## Given records

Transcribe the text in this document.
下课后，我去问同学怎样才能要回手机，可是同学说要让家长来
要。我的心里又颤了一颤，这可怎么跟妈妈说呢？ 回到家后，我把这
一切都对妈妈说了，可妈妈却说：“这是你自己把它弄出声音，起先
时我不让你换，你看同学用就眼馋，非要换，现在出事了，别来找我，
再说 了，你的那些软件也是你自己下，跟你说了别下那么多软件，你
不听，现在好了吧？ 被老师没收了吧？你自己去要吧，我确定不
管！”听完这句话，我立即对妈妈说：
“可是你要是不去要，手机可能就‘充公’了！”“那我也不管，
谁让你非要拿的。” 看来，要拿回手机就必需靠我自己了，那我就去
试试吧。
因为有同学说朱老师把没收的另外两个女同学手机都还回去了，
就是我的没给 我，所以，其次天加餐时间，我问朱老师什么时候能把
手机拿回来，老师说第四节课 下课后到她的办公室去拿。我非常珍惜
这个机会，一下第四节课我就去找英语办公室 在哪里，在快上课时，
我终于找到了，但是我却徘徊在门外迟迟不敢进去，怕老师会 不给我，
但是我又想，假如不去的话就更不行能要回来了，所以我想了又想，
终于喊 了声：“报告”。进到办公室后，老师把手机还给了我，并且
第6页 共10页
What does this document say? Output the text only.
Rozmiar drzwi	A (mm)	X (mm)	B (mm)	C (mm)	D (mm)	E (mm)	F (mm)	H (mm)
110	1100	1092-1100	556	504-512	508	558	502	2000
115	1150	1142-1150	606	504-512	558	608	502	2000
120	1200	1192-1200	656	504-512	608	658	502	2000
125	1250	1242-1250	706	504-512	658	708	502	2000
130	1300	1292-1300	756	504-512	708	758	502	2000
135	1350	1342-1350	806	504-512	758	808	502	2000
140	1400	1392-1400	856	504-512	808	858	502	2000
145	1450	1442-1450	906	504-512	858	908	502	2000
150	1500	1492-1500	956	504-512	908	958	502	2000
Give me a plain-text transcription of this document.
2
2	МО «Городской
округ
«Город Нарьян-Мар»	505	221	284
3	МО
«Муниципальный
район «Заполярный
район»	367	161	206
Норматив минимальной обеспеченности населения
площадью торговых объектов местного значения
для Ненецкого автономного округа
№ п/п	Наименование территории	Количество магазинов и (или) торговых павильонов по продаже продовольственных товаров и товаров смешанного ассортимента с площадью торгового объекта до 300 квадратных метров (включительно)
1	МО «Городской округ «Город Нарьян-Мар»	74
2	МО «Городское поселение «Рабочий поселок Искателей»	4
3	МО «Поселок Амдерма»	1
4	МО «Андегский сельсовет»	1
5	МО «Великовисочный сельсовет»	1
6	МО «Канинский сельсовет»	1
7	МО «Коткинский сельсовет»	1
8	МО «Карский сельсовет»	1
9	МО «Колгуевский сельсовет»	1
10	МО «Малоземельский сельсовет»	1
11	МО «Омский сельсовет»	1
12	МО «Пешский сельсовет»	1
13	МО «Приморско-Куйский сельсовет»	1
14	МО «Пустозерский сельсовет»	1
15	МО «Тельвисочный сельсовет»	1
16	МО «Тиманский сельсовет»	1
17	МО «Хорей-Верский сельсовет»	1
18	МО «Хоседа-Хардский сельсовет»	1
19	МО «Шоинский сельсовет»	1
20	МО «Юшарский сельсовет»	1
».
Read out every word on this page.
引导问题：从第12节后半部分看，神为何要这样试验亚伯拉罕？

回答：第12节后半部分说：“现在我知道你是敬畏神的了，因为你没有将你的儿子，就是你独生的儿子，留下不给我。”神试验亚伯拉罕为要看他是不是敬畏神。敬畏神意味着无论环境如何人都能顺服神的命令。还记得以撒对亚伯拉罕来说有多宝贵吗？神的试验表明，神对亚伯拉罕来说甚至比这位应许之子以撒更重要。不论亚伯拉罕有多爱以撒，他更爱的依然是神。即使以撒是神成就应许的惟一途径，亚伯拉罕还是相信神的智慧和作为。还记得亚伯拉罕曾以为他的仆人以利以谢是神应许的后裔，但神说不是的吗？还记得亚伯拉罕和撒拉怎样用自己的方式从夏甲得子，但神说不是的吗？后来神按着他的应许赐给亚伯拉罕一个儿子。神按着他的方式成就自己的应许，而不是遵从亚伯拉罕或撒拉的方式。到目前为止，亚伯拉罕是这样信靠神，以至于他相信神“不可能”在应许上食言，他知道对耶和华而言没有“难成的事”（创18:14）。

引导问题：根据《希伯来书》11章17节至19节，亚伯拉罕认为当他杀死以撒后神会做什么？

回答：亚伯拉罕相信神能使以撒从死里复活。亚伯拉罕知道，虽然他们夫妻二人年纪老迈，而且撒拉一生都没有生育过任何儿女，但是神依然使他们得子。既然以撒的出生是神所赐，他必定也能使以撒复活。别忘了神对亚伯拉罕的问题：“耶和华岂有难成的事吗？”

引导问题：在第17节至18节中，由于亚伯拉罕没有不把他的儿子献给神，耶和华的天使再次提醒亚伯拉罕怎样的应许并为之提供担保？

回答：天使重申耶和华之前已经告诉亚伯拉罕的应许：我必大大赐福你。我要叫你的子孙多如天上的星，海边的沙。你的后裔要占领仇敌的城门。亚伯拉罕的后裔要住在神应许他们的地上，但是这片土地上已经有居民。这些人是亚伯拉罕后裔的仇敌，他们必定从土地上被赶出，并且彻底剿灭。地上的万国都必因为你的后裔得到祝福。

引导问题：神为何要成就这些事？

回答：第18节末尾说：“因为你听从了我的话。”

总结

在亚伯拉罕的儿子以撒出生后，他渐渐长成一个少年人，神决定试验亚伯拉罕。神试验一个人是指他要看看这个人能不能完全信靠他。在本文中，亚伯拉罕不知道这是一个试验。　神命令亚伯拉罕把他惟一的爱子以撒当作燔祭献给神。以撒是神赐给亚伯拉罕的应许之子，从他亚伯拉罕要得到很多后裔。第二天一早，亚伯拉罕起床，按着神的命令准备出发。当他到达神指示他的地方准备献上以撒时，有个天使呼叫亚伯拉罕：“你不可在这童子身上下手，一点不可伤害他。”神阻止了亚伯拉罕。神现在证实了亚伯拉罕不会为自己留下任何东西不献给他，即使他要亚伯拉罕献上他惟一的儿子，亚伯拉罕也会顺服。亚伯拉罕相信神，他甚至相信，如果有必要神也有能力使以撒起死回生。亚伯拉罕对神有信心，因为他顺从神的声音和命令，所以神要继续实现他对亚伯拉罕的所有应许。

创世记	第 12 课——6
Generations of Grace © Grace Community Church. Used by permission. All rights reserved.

## What needs to be done
List all lines holding the string "document".

## Completed exercise
Transcribe the text in this document.
What does this document say? Output the text only.
Give me a plain-text transcription of this document.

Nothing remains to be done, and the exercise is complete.